Raw records:
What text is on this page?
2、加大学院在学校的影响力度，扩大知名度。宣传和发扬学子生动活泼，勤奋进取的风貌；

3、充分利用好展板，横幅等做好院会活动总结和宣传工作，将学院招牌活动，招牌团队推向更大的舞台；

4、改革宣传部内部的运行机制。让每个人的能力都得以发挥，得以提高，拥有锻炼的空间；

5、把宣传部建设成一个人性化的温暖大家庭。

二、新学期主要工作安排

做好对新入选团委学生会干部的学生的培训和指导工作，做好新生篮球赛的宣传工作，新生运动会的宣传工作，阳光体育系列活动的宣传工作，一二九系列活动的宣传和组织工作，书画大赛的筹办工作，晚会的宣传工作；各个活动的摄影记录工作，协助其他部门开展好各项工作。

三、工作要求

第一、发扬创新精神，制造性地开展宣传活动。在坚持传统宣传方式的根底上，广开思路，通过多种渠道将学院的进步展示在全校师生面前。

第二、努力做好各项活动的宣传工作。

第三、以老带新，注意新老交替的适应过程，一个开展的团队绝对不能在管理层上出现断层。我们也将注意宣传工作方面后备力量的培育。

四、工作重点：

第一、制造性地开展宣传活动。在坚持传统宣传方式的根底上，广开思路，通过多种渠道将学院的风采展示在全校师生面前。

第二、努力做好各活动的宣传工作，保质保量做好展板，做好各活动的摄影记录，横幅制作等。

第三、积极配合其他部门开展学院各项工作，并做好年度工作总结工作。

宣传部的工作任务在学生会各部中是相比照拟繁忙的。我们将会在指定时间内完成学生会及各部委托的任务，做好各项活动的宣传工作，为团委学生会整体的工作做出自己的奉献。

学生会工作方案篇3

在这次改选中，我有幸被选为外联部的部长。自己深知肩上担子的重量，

*EXERCISE BRIEF:* Set down all of the data above, word for word.

*CORRECT RESPONSE:*
What text is on this page?
2、加大学院在学校的影响力度，扩大知名度。宣传和发扬学子生动活泼，勤奋进取的风貌；

3、充分利用好展板，横幅等做好院会活动总结和宣传工作，将学院招牌活动，招牌团队推向更大的舞台；

4、改革宣传部内部的运行机制。让每个人的能力都得以发挥，得以提高，拥有锻炼的空间；

5、把宣传部建设成一个人性化的温暖大家庭。

二、新学期主要工作安排

做好对新入选团委学生会干部的学生的培训和指导工作，做好新生篮球赛的宣传工作，新生运动会的宣传工作，阳光体育系列活动的宣传工作，一二九系列活动的宣传和组织工作，书画大赛的筹办工作，晚会的宣传工作；各个活动的摄影记录工作，协助其他部门开展好各项工作。

三、工作要求

第一、发扬创新精神，制造性地开展宣传活动。在坚持传统宣传方式的根底上，广开思路，通过多种渠道将学院的进步展示在全校师生面前。

第二、努力做好各项活动的宣传工作。

第三、以老带新，注意新老交替的适应过程，一个开展的团队绝对不能在管理层上出现断层。我们也将注意宣传工作方面后备力量的培育。

四、工作重点：

第一、制造性地开展宣传活动。在坚持传统宣传方式的根底上，广开思路，通过多种渠道将学院的风采展示在全校师生面前。

第二、努力做好各活动的宣传工作，保质保量做好展板，做好各活动的摄影记录，横幅制作等。

第三、积极配合其他部门开展学院各项工作，并做好年度工作总结工作。

宣传部的工作任务在学生会各部中是相比照拟繁忙的。我们将会在指定时间内完成学生会及各部委托的任务，做好各项活动的宣传工作，为团委学生会整体的工作做出自己的奉献。

学生会工作方案篇3

在这次改选中，我有幸被选为外联部的部长。自己深知肩上担子的重量，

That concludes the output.